◆ WHAT THE EXERCISE ASKS ◆
Work out how many lines of the listing hold "圆的面积公式", then state only that count.

- - - - -

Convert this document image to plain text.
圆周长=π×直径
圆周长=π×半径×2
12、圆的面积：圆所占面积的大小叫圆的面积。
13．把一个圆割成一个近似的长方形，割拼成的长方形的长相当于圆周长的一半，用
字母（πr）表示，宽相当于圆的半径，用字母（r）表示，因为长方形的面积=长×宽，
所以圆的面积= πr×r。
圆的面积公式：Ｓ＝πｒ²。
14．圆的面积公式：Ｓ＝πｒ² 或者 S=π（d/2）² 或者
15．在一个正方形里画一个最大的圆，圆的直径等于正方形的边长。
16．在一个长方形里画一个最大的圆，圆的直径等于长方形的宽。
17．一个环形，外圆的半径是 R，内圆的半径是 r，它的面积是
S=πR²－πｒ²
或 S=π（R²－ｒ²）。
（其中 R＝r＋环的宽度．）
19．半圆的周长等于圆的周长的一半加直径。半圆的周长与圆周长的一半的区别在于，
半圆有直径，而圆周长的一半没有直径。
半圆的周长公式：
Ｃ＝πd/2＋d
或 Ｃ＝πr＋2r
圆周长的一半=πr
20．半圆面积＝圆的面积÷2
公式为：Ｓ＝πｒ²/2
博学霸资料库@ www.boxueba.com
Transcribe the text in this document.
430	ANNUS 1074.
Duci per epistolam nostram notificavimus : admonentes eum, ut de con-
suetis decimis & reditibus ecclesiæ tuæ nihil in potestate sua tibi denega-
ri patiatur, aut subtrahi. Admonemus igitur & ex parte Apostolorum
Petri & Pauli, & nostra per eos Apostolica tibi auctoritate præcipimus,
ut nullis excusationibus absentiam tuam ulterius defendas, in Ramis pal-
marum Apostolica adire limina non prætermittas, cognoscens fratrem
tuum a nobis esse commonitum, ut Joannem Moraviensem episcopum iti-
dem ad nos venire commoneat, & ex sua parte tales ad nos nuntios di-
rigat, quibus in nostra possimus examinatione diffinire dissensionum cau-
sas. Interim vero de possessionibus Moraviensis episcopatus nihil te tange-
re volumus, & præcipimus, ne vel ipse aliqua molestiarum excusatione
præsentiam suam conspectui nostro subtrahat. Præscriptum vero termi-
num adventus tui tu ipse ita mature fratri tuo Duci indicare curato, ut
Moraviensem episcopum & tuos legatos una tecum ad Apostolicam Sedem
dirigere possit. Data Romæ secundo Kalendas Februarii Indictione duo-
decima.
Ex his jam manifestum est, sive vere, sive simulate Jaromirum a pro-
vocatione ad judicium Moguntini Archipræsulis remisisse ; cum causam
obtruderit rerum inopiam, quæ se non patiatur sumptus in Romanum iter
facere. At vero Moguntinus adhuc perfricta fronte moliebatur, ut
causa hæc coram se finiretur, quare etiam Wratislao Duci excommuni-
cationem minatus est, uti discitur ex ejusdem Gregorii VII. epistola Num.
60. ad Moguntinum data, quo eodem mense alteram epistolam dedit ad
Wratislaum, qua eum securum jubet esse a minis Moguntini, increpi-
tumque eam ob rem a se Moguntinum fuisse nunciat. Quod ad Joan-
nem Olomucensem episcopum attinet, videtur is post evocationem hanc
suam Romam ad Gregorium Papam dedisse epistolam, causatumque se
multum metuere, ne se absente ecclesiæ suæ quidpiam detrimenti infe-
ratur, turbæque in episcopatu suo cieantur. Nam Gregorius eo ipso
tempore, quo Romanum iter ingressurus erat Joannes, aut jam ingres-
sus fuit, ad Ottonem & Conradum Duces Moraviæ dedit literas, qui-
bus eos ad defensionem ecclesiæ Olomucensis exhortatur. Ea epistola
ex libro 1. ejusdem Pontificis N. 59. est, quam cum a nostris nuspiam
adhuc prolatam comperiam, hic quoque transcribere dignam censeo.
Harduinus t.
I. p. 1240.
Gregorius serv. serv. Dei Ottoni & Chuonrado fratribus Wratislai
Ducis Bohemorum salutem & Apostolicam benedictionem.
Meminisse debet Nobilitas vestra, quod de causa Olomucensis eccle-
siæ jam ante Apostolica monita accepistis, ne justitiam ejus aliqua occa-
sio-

- - - - -

◆ EXERCISE OUTPUT ◆
2